Required work: Copy out the listing lines beginning with the one containing "segment this chart: for" and ending with the one containing "legend-label: %xSn <box>874 811 922 832</box>", both included, omitting the pictures.

Input:

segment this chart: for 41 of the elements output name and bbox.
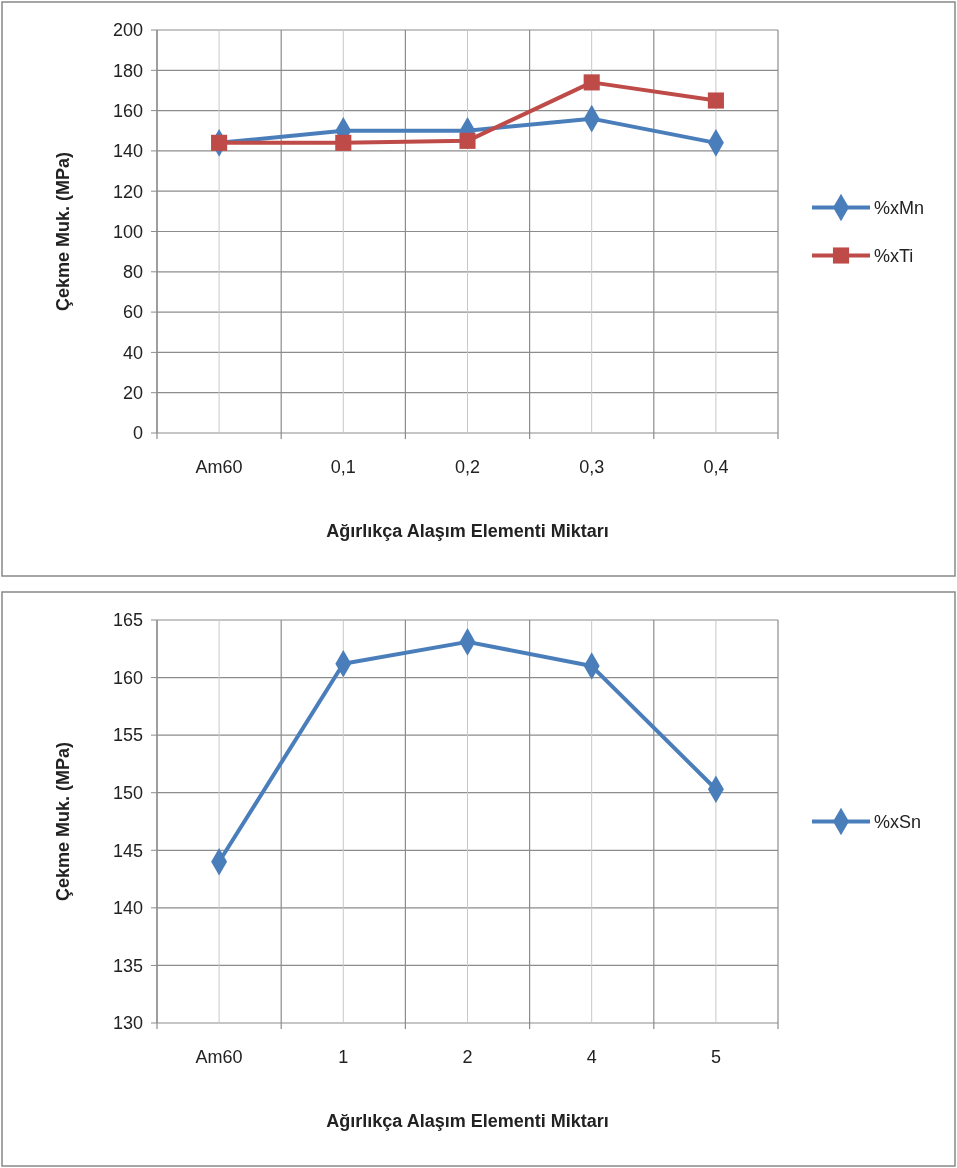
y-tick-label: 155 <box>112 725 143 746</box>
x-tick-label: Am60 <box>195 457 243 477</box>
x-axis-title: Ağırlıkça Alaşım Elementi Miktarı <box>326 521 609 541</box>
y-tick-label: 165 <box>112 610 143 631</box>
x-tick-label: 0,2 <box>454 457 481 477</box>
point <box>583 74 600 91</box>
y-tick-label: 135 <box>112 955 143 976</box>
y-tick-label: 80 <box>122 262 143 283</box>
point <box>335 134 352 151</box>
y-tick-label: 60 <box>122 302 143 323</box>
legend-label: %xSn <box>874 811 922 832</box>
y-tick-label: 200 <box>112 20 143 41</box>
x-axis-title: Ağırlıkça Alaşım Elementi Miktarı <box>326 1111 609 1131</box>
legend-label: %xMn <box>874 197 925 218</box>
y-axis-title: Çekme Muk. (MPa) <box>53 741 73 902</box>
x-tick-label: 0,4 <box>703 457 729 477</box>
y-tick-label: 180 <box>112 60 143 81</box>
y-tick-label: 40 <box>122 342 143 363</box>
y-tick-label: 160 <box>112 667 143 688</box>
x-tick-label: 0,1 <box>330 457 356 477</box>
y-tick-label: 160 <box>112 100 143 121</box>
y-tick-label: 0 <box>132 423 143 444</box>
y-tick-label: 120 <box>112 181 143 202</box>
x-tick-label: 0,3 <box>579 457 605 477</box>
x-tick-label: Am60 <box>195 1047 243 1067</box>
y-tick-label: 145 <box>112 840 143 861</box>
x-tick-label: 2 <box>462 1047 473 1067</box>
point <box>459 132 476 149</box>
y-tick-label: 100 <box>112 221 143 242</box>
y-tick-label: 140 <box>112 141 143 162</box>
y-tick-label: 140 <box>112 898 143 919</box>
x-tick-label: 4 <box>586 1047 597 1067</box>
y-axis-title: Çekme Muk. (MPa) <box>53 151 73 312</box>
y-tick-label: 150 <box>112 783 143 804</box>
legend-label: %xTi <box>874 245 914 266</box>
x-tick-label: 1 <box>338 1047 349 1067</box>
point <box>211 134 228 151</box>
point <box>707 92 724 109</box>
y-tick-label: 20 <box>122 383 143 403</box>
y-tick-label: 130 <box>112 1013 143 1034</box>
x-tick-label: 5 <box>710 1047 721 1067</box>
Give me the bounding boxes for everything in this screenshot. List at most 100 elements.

--

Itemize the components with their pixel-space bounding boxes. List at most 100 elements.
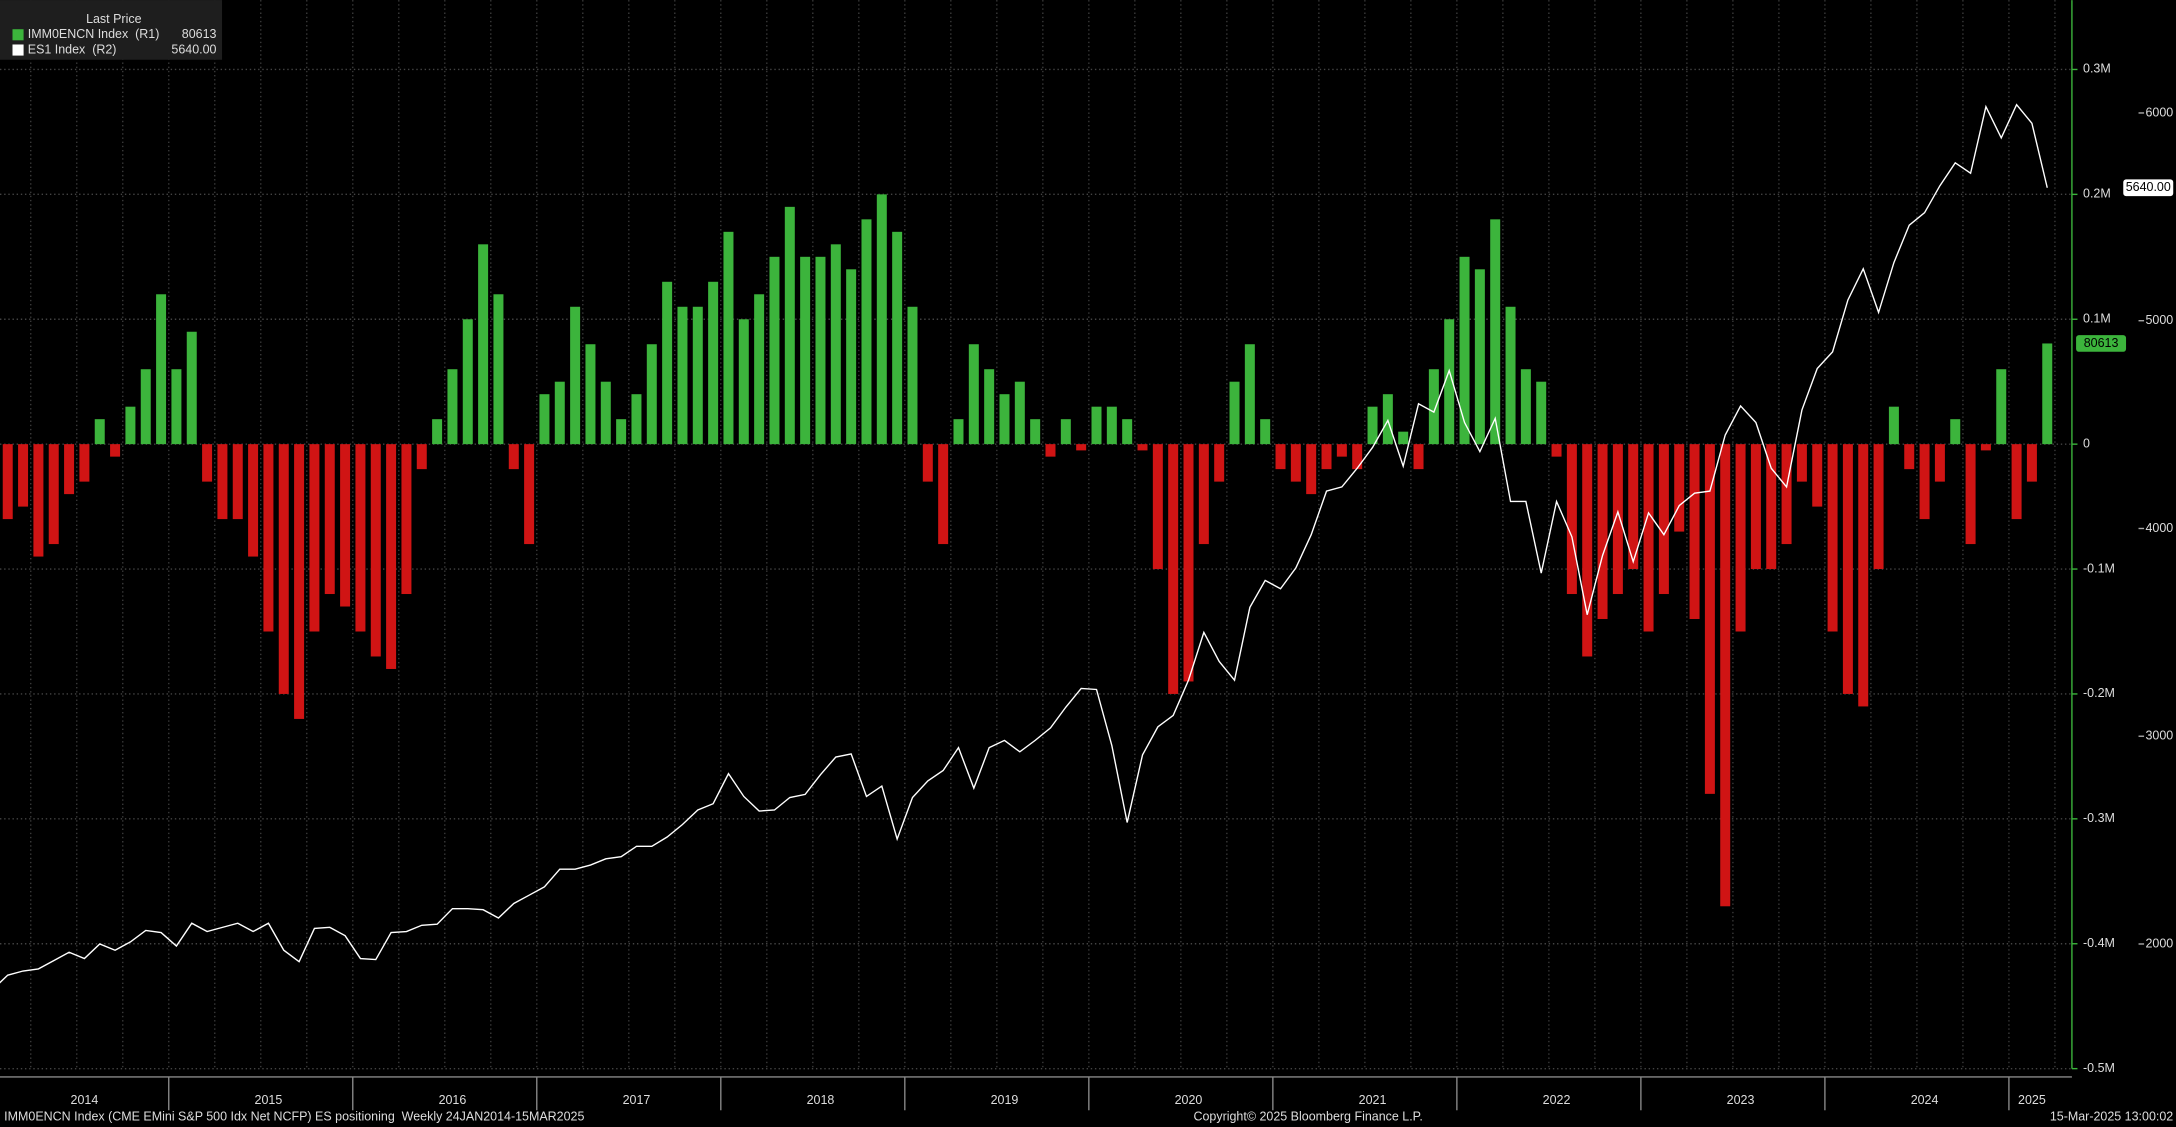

In response:
segment this chart: for 41 of the elements output name and bbox.
y-tick-label: 155 <box>112 725 143 746</box>
x-tick-label: Am60 <box>195 457 243 477</box>
x-axis-title: Ağırlıkça Alaşım Elementi Miktarı <box>326 521 609 541</box>
y-tick-label: 165 <box>112 610 143 631</box>
x-tick-label: 0,2 <box>454 457 481 477</box>
point <box>583 74 600 91</box>
y-tick-label: 135 <box>112 955 143 976</box>
y-tick-label: 80 <box>122 262 143 283</box>
point <box>335 134 352 151</box>
y-tick-label: 60 <box>122 302 143 323</box>
legend-label: %xSn <box>874 811 922 832</box>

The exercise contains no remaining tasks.